[START OF Records to process]
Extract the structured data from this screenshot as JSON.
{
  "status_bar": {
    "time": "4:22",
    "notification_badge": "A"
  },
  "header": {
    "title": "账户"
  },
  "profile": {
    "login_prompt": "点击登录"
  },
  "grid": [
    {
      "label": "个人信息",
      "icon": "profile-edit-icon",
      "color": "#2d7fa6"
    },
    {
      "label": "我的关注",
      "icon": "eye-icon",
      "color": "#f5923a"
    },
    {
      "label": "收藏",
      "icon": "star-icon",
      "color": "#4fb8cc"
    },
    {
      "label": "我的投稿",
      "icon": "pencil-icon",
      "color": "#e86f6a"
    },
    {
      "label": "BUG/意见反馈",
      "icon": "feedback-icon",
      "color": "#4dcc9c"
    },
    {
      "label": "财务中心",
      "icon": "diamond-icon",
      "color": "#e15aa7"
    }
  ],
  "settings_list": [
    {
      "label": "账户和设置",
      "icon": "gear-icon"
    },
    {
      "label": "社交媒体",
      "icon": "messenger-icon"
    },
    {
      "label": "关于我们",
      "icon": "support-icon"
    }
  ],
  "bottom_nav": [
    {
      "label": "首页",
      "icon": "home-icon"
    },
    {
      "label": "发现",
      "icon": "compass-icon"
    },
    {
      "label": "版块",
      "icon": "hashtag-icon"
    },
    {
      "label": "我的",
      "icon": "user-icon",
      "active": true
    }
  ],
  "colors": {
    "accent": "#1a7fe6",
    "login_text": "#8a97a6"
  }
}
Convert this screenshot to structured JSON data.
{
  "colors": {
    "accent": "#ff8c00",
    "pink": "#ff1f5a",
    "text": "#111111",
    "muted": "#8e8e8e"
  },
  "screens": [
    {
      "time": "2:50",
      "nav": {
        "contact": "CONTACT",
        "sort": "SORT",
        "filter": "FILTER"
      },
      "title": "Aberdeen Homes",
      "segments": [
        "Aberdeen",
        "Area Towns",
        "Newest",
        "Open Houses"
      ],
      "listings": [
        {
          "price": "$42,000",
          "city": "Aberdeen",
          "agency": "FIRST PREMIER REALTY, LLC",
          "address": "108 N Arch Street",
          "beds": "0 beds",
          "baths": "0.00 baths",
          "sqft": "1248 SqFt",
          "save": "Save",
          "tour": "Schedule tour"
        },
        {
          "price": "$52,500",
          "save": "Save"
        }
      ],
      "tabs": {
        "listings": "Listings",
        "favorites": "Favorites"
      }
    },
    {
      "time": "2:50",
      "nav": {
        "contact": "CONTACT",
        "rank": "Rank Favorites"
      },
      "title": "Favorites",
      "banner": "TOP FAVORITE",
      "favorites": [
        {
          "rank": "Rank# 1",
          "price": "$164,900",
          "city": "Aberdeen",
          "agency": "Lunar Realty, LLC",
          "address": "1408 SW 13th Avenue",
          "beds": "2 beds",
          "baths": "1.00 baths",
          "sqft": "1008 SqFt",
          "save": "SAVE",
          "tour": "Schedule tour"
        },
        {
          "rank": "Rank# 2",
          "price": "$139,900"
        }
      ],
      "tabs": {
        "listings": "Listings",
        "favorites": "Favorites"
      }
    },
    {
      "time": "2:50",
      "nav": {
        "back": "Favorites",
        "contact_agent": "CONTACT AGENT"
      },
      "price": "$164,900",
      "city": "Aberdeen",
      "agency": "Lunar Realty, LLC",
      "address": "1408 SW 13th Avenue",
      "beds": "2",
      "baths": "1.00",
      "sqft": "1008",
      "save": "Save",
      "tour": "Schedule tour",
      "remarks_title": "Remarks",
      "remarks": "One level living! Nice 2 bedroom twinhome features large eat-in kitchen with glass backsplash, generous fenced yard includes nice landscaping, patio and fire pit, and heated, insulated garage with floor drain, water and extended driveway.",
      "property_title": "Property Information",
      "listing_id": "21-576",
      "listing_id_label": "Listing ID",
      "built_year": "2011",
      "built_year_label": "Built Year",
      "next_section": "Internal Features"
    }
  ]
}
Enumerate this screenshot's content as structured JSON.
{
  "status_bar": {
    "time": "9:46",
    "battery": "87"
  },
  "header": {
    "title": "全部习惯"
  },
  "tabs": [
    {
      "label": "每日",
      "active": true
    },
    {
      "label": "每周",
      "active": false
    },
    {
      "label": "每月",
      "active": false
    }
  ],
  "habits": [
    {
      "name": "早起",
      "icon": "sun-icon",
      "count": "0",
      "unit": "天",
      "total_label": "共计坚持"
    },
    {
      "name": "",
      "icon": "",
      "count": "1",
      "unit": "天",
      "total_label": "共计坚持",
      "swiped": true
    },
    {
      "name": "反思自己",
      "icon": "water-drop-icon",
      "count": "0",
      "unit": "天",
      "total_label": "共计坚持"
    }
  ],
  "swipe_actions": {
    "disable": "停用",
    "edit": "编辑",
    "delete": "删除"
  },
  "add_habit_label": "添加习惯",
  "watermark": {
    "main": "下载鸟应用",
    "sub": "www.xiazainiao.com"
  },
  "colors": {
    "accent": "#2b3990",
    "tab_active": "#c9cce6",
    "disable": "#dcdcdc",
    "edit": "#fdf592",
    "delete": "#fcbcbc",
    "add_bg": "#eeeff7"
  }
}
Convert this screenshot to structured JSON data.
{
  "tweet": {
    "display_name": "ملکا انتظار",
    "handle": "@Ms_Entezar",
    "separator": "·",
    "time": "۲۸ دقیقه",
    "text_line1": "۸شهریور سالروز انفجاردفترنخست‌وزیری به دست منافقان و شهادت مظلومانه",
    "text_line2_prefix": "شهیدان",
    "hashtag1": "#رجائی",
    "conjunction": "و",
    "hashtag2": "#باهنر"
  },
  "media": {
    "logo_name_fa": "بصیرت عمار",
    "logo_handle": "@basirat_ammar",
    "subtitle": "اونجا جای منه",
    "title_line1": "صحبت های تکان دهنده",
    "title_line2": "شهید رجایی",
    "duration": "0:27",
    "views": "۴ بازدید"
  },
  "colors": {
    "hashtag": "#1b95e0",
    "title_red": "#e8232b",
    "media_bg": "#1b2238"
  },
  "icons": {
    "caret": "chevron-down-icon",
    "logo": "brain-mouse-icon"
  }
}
[END OF Records to process]
Track down every line holding the string "accent" and copy it.

__Completed task__.
    "accent": "#1a7fe6",
    "accent": "#ff8c00",
    "accent": "#2b3990",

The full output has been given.